Título: A lógica do pacote
Autor: Oliveira, Ribamar
Fonte: O Estado de São Paulo, 25/12/2006, Economia, p. B2

Antes de serem atropelados pelo aumento do salário mínimo para R$ 380, os ministros da área econômica pensavam em limitar o crescimento das despesas correntes da União em 3,5% ao ano, em termos reais, daqui para frente. Os técnicos oficiais argumentavam que o porcentual é menor do que aquele registrado no primeiro mandato de Lula, quando as despesas aumentaram, em média, cerca de 5% ao ano, em termos reais. Nos últimos 12 anos, a elevação real ficou em torno de 4,5% ao ano, em média.

Como os técnicos estão convencidos de que a economia crescerá acima de 3,5% ao ano, as despesas cairiam como proporção do Produto Interno Bruto (PIB). Essa é a lógica que substituiu o mecanismo do redutor das despesas, que chegou a ser anunciado no primeiro momento por integrantes do Ministério da Fazenda. A expansão econômica acelerada seria garantida não apenas pela redução mais rápida das taxas de juros, mas também pelo estímulo aos investimentos privados promovidos com a desoneração de impostos, previsto no pacote de medidas, e por maiores investimentos públicos, que seriam garantidos com a diminuição do superávit primário.

Nesse cenário de controle das despesas e expansão acelerada da economia, a equipe econômica dizia ser possível manter o ritmo de redução da dívida pública como proporção do PIB, que é o indicador fiscal que interessa ao mercado. Os modelos econométricos que estavam sendo rodados nos gabinetes oficiais projetavam uma queda da dívida líquida dos atuais 50% do PIB para 40% do PIB, ao final do segundo mandato de Lula - uma queda de 10 pontos porcentuais , algo semelhante com o que ocorreu no seu primeiro mandato O aumento real de 5,3% para o salário mínimo em abril do próximo ano, decidido pelo presidente Lula sem ouvir os ministros da área econômica, deixou os técnicos oficiais atônitos. O reajuste custará R$ 890 milhões a mais aos cofres públicos. Além disso, a União perderá R$ 210 milhões com a correção da tabela do Imposto de Renda em 4,5% e não em 3%. Nada disso estava incluído nas planilhas e nos modelos econométricos. Para salvar a lógica do crescimento real das despesas de 3,5% em 2007, a equipe terá de descobrir onde cortar no orçamento, sem afetar as desonerações tributárias previstas no pacote para ¿destravar¿ o crescimento.

_Dados fornecidos:_
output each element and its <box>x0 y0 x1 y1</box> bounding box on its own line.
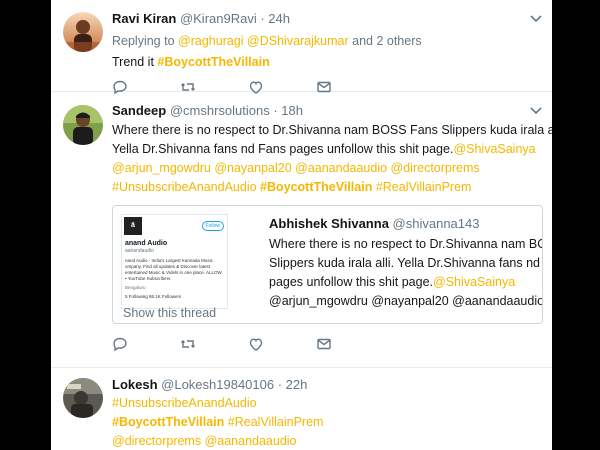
mention-link[interactable]: @ShivaSainya <box>453 142 535 156</box>
hashtag-link[interactable]: #BoycottTheVillain <box>260 180 372 194</box>
user-handle[interactable]: @cmshrsolutions <box>170 103 270 118</box>
profile-preview-image: ā Follow anand Audio aanandaudio nand Au… <box>121 214 228 309</box>
chevron-down-icon[interactable] <box>530 107 542 115</box>
retweet-icon[interactable] <box>180 336 196 352</box>
tweet-text: #UnsubscribeAnandAudio #BoycottTheVillai… <box>112 394 532 450</box>
hashtag-link[interactable]: #UnsubscribeAnandAudio <box>112 394 532 413</box>
user-handle[interactable]: @Kiran9Ravi <box>180 11 257 26</box>
quoted-text: Where there is no respect to Dr.Shivanna… <box>269 237 543 308</box>
quoted-tweet[interactable]: ā Follow anand Audio aanandaudio nand Au… <box>112 205 543 324</box>
quoted-display-name: Abhishek Shivanna <box>269 216 389 231</box>
hashtag-link[interactable]: #RealVillainPrem <box>228 415 324 429</box>
tweet-sandeep[interactable]: Sandeep @cmshrsolutions · 18h Where ther… <box>51 92 552 368</box>
tweet-actions <box>112 336 392 352</box>
hashtag-link[interactable]: #BoycottTheVillain <box>112 415 224 429</box>
replying-to: Replying to @raghuragi @DShivarajkumar a… <box>112 34 422 48</box>
tweet-header: Lokesh @Lokesh19840106 · 22h <box>112 376 532 394</box>
chevron-down-icon[interactable] <box>530 15 542 23</box>
message-icon[interactable] <box>316 336 332 352</box>
tweet-text: Trend it #BoycottTheVillain <box>112 55 270 69</box>
show-thread-link[interactable]: Show this thread <box>123 304 216 323</box>
quoted-header: Abhishek Shivanna @shivanna143 <box>269 215 539 233</box>
hashtag-link[interactable]: #BoycottTheVillain <box>157 55 269 69</box>
avatar[interactable] <box>63 12 103 52</box>
hashtag-link[interactable]: #RealVillainPrem <box>376 180 472 194</box>
logo-icon: ā <box>124 217 142 235</box>
reply-icon[interactable] <box>112 336 128 352</box>
tweet-lokesh[interactable]: Lokesh @Lokesh19840106 · 22h #Unsubscrib… <box>51 368 552 450</box>
user-handle[interactable]: @Lokesh19840106 <box>161 377 274 392</box>
tweet-text: Where there is no respect to Dr.Shivanna… <box>112 123 552 194</box>
timestamp[interactable]: · 22h <box>278 377 308 392</box>
tweet-header: Sandeep @cmshrsolutions · 18h <box>112 102 542 120</box>
timestamp[interactable]: · 18h <box>273 103 303 118</box>
avatar[interactable] <box>63 105 103 145</box>
tweet-header: Ravi Kiran @Kiran9Ravi · 24h <box>112 10 532 28</box>
mention-links[interactable]: @directorprems @aanandaaudio <box>112 432 532 450</box>
reply-user-link[interactable]: @DShivarajkumar <box>247 34 349 48</box>
display-name[interactable]: Sandeep <box>112 103 166 118</box>
display-name[interactable]: Ravi Kiran <box>112 11 176 26</box>
display-name[interactable]: Lokesh <box>112 377 158 392</box>
hashtag-link[interactable]: #UnsubscribeAnandAudio <box>112 180 257 194</box>
tweet-ravi-kiran[interactable]: Ravi Kiran @Kiran9Ravi · 24h Replying to… <box>51 0 552 95</box>
mention-links[interactable]: @arjun_mgowdru @nayanpal20 @aanandaaudio… <box>112 159 542 178</box>
quoted-handle: @shivanna143 <box>392 216 480 231</box>
timestamp[interactable]: · 24h <box>260 11 290 26</box>
reply-user-link[interactable]: @raghuragi <box>178 34 244 48</box>
avatar[interactable] <box>63 378 103 418</box>
timeline: Ravi Kiran @Kiran9Ravi · 24h Replying to… <box>51 0 552 450</box>
follow-button: Follow <box>201 221 224 231</box>
like-icon[interactable] <box>248 336 264 352</box>
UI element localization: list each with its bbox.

_A fazer:_
Transcreva, do texto sobre a lógica do pacote, o trecho que começa em "Título: A lógica" e vai até "ano, em média.".

_Resultado da tarefa:_
Título: A lógica do pacote
Autor: Oliveira, Ribamar
Fonte: O Estado de São Paulo, 25/12/2006, Economia, p. B2

Antes de serem atropelados pelo aumento do salário mínimo para R$ 380, os ministros da área econômica pensavam em limitar o crescimento das despesas correntes da União em 3,5% ao ano, em termos reais, daqui para frente. Os técnicos oficiais argumentavam que o porcentual é menor do que aquele registrado no primeiro mandato de Lula, quando as despesas aumentaram, em média, cerca de 5% ao ano, em termos reais. Nos últimos 12 anos, a elevação real ficou em torno de 4,5% ao ano, em média.